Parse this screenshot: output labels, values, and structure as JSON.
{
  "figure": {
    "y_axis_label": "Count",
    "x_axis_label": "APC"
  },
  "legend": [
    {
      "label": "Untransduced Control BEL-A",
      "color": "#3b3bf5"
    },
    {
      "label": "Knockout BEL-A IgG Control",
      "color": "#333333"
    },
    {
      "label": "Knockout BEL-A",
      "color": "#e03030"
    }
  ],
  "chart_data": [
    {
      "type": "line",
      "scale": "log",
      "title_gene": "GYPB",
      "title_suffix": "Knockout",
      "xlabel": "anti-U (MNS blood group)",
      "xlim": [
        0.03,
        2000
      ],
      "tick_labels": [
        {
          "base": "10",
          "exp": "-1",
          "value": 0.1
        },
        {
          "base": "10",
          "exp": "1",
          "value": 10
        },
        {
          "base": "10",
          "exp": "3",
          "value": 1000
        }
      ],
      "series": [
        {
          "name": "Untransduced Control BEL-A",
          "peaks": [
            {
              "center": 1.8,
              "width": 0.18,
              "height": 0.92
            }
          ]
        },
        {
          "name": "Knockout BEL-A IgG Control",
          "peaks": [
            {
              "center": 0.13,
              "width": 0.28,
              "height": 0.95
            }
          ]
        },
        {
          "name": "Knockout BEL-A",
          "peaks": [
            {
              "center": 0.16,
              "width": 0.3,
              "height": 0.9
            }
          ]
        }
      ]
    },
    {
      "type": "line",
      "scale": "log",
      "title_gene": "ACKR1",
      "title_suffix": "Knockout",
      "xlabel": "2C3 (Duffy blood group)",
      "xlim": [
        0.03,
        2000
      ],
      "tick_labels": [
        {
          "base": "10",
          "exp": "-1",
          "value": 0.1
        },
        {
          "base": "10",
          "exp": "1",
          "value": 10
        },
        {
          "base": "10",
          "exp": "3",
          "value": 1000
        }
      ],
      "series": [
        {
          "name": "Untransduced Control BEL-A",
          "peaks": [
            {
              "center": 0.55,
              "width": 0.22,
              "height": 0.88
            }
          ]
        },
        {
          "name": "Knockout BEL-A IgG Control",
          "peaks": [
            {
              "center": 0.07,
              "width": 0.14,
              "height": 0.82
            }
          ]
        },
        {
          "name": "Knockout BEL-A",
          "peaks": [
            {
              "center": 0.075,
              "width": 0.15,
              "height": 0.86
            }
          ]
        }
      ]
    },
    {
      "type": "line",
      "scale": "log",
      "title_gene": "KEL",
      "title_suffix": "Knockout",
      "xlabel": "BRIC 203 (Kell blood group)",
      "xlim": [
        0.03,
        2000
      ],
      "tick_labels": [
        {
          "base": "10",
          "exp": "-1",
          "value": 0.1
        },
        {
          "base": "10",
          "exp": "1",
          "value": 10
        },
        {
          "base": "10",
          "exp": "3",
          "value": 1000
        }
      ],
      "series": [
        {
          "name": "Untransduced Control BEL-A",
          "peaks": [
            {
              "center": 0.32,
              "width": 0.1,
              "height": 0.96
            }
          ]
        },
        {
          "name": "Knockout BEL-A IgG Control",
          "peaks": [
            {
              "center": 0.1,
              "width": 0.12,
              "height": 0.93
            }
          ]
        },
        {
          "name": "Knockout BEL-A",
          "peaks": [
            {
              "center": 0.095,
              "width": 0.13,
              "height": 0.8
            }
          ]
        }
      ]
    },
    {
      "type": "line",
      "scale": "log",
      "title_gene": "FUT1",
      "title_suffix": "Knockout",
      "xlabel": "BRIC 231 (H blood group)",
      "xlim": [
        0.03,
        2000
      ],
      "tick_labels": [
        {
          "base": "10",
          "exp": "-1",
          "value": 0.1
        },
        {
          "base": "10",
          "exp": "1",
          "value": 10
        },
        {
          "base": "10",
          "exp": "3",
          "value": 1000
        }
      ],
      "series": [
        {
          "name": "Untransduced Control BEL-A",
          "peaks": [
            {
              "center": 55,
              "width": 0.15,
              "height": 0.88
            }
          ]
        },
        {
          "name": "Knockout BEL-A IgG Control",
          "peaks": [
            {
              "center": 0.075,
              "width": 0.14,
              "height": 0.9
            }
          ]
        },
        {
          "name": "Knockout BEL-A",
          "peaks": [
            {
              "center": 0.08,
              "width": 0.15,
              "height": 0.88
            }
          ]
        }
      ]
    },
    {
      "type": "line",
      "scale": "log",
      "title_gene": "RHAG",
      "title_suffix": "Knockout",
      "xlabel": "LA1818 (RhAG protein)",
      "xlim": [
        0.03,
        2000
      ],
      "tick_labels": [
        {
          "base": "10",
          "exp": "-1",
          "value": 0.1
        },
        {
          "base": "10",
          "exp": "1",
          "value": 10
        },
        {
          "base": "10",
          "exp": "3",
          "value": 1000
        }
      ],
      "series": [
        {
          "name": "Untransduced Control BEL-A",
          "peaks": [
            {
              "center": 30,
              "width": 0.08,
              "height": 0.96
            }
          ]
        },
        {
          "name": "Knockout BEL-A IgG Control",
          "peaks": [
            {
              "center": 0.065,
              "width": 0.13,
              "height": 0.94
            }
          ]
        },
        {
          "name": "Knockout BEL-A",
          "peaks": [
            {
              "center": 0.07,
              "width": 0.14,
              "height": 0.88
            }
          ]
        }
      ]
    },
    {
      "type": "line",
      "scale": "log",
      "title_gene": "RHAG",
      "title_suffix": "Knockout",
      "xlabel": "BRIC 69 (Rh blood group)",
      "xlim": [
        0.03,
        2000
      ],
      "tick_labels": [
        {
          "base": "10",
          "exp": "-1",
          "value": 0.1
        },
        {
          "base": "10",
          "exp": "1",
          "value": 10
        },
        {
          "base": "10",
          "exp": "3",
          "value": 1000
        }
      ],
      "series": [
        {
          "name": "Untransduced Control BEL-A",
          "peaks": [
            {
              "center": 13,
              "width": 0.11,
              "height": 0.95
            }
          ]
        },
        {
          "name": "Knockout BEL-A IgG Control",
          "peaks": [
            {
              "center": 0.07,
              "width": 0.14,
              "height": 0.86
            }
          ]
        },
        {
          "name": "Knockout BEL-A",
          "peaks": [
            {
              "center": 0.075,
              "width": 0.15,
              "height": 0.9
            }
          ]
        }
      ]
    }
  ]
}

Instructions to follow
Every line of the listing should be given again exactly.

Task solution
Parse this screenshot: output labels, values, and structure as JSON.
{
  "figure": {
    "y_axis_label": "Count",
    "x_axis_label": "APC"
  },
  "legend": [
    {
      "label": "Untransduced Control BEL-A",
      "color": "#3b3bf5"
    },
    {
      "label": "Knockout BEL-A IgG Control",
      "color": "#333333"
    },
    {
      "label": "Knockout BEL-A",
      "color": "#e03030"
    }
  ],
  "chart_data": [
    {
      "type": "line",
      "scale": "log",
      "title_gene": "GYPB",
      "title_suffix": "Knockout",
      "xlabel": "anti-U (MNS blood group)",
      "xlim": [
        0.03,
        2000
      ],
      "tick_labels": [
        {
          "base": "10",
          "exp": "-1",
          "value": 0.1
        },
        {
          "base": "10",
          "exp": "1",
          "value": 10
        },
        {
          "base": "10",
          "exp": "3",
          "value": 1000
        }
      ],
      "series": [
        {
          "name": "Untransduced Control BEL-A",
          "peaks": [
            {
              "center": 1.8,
              "width": 0.18,
              "height": 0.92
            }
          ]
        },
        {
          "name": "Knockout BEL-A IgG Control",
          "peaks": [
            {
              "center": 0.13,
              "width": 0.28,
              "height": 0.95
            }
          ]
        },
        {
          "name": "Knockout BEL-A",
          "peaks": [
            {
              "center": 0.16,
              "width": 0.3,
              "height": 0.9
            }
          ]
        }
      ]
    },
    {
      "type": "line",
      "scale": "log",
      "title_gene": "ACKR1",
      "title_suffix": "Knockout",
      "xlabel": "2C3 (Duffy blood group)",
      "xlim": [
        0.03,
        2000
      ],
      "tick_labels": [
        {
          "base": "10",
          "exp": "-1",
          "value": 0.1
        },
        {
          "base": "10",
          "exp": "1",
          "value": 10
        },
        {
          "base": "10",
          "exp": "3",
          "value": 1000
        }
      ],
      "series": [
        {
          "name": "Untransduced Control BEL-A",
          "peaks": [
            {
              "center": 0.55,
              "width": 0.22,
              "height": 0.88
            }
          ]
        },
        {
          "name": "Knockout BEL-A IgG Control",
          "peaks": [
            {
              "center": 0.07,
              "width": 0.14,
              "height": 0.82
            }
          ]
        },
        {
          "name": "Knockout BEL-A",
          "peaks": [
            {
              "center": 0.075,
              "width": 0.15,
              "height": 0.86
            }
          ]
        }
      ]
    },
    {
      "type": "line",
      "scale": "log",
      "title_gene": "KEL",
      "title_suffix": "Knockout",
      "xlabel": "BRIC 203 (Kell blood group)",
      "xlim": [
        0.03,
        2000
      ],
      "tick_labels": [
        {
          "base": "10",
          "exp": "-1",
          "value": 0.1
        },
        {
          "base": "10",
          "exp": "1",
          "value": 10
        },
        {
          "base": "10",
          "exp": "3",
          "value": 1000
        }
      ],
      "series": [
        {
          "name": "Untransduced Control BEL-A",
          "peaks": [
            {
              "center": 0.32,
              "width": 0.1,
              "height": 0.96
            }
          ]
        },
        {
          "name": "Knockout BEL-A IgG Control",
          "peaks": [
            {
              "center": 0.1,
              "width": 0.12,
              "height": 0.93
            }
          ]
        },
        {
          "name": "Knockout BEL-A",
          "peaks": [
            {
              "center": 0.095,
              "width": 0.13,
              "height": 0.8
            }
          ]
        }
      ]
    },
    {
      "type": "line",
      "scale": "log",
      "title_gene": "FUT1",
      "title_suffix": "Knockout",
      "xlabel": "BRIC 231 (H blood group)",
      "xlim": [
        0.03,
        2000
      ],
      "tick_labels": [
        {
          "base": "10",
          "exp": "-1",
          "value": 0.1
        },
        {
          "base": "10",
          "exp": "1",
          "value": 10
        },
        {
          "base": "10",
          "exp": "3",
          "value": 1000
        }
      ],
      "series": [
        {
          "name": "Untransduced Control BEL-A",
          "peaks": [
            {
              "center": 55,
              "width": 0.15,
              "height": 0.88
            }
          ]
        },
        {
          "name": "Knockout BEL-A IgG Control",
          "peaks": [
            {
              "center": 0.075,
              "width": 0.14,
              "height": 0.9
            }
          ]
        },
        {
          "name": "Knockout BEL-A",
          "peaks": [
            {
              "center": 0.08,
              "width": 0.15,
              "height": 0.88
            }
          ]
        }
      ]
    },
    {
      "type": "line",
      "scale": "log",
      "title_gene": "RHAG",
      "title_suffix": "Knockout",
      "xlabel": "LA1818 (RhAG protein)",
      "xlim": [
        0.03,
        2000
      ],
      "tick_labels": [
        {
          "base": "10",
          "exp": "-1",
          "value": 0.1
        },
        {
          "base": "10",
          "exp": "1",
          "value": 10
        },
        {
          "base": "10",
          "exp": "3",
          "value": 1000
        }
      ],
      "series": [
        {
          "name": "Untransduced Control BEL-A",
          "peaks": [
            {
              "center": 30,
              "width": 0.08,
              "height": 0.96
            }
          ]
        },
        {
          "name": "Knockout BEL-A IgG Control",
          "peaks": [
            {
              "center": 0.065,
              "width": 0.13,
              "height": 0.94
            }
          ]
        },
        {
          "name": "Knockout BEL-A",
          "peaks": [
            {
              "center": 0.07,
              "width": 0.14,
              "height": 0.88
            }
          ]
        }
      ]
    },
    {
      "type": "line",
      "scale": "log",
      "title_gene": "RHAG",
      "title_suffix": "Knockout",
      "xlabel": "BRIC 69 (Rh blood group)",
      "xlim": [
        0.03,
        2000
      ],
      "tick_labels": [
        {
          "base": "10",
          "exp": "-1",
          "value": 0.1
        },
        {
          "base": "10",
          "exp": "1",
          "value": 10
        },
        {
          "base": "10",
          "exp": "3",
          "value": 1000
        }
      ],
      "series": [
        {
          "name": "Untransduced Control BEL-A",
          "peaks": [
            {
              "center": 13,
              "width": 0.11,
              "height": 0.95
            }
          ]
        },
        {
          "name": "Knockout BEL-A IgG Control",
          "peaks": [
            {
              "center": 0.07,
              "width": 0.14,
              "height": 0.86
            }
          ]
        },
        {
          "name": "Knockout BEL-A",
          "peaks": [
            {
              "center": 0.075,
              "width": 0.15,
              "height": 0.9
            }
          ]
        }
      ]
    }
  ]
}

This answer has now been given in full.